Data supplied:
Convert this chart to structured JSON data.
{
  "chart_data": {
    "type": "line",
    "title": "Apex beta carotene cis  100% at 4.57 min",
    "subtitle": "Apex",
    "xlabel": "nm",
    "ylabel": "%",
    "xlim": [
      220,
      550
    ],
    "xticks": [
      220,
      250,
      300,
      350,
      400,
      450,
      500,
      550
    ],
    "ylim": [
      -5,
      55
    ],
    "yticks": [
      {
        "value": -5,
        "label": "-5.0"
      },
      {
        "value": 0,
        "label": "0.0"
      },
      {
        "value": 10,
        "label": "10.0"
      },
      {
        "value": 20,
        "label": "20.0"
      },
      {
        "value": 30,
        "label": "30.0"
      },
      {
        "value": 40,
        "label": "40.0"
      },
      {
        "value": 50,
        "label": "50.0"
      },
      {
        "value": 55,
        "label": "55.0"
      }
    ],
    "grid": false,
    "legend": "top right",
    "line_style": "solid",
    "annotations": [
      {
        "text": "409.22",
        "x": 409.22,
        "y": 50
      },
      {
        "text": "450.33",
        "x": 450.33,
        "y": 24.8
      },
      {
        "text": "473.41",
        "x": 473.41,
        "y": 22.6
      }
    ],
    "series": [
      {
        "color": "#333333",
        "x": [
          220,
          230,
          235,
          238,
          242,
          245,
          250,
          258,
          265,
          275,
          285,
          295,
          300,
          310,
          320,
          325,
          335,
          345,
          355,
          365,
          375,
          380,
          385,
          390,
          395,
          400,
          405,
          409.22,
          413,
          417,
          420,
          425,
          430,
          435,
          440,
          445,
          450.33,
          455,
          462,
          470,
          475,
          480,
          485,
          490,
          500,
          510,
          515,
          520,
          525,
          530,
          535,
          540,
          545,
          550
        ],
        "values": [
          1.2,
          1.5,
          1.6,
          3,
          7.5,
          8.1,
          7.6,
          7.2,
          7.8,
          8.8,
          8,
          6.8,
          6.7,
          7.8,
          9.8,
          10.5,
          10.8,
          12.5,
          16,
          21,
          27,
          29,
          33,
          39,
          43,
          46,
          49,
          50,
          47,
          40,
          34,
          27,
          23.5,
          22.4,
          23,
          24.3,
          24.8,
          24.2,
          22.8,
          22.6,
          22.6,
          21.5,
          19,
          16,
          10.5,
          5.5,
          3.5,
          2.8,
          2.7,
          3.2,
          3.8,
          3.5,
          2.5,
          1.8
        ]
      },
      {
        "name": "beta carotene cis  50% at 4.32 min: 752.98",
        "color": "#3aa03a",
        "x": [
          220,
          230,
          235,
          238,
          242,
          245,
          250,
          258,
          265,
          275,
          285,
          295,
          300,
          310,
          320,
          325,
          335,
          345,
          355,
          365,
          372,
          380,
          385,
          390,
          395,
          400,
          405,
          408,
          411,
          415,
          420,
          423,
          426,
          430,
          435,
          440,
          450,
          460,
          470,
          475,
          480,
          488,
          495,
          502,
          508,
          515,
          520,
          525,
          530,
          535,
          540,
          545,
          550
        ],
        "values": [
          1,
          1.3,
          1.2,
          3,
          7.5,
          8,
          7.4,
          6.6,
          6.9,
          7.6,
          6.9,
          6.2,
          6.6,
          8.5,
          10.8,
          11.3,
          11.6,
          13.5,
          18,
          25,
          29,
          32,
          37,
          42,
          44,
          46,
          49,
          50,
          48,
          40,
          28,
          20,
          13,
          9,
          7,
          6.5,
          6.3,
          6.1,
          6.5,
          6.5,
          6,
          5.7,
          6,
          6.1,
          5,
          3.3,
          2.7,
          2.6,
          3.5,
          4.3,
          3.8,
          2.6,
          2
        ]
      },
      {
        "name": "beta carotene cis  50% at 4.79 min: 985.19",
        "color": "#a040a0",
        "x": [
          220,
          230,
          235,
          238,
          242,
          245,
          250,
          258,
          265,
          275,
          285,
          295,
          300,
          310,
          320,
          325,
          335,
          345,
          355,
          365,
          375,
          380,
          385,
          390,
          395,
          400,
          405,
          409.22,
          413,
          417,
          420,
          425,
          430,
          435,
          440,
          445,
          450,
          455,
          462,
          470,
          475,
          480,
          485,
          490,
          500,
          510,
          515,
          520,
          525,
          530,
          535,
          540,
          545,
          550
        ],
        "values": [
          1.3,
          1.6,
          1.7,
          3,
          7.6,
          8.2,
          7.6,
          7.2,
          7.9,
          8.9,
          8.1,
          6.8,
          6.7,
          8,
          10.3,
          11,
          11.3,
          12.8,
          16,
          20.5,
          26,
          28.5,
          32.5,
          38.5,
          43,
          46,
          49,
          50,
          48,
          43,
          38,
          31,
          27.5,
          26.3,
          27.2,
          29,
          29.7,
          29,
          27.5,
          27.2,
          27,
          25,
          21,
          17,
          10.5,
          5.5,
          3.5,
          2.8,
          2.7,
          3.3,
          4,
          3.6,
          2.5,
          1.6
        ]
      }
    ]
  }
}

Exercise instructions:
In the listing, find every line containing the word "name" and list it.

Answer to this problem:
        "name": "beta carotene cis  50% at 4.32 min: 752.98",
        "name": "beta carotene cis  50% at 4.79 min: 985.19",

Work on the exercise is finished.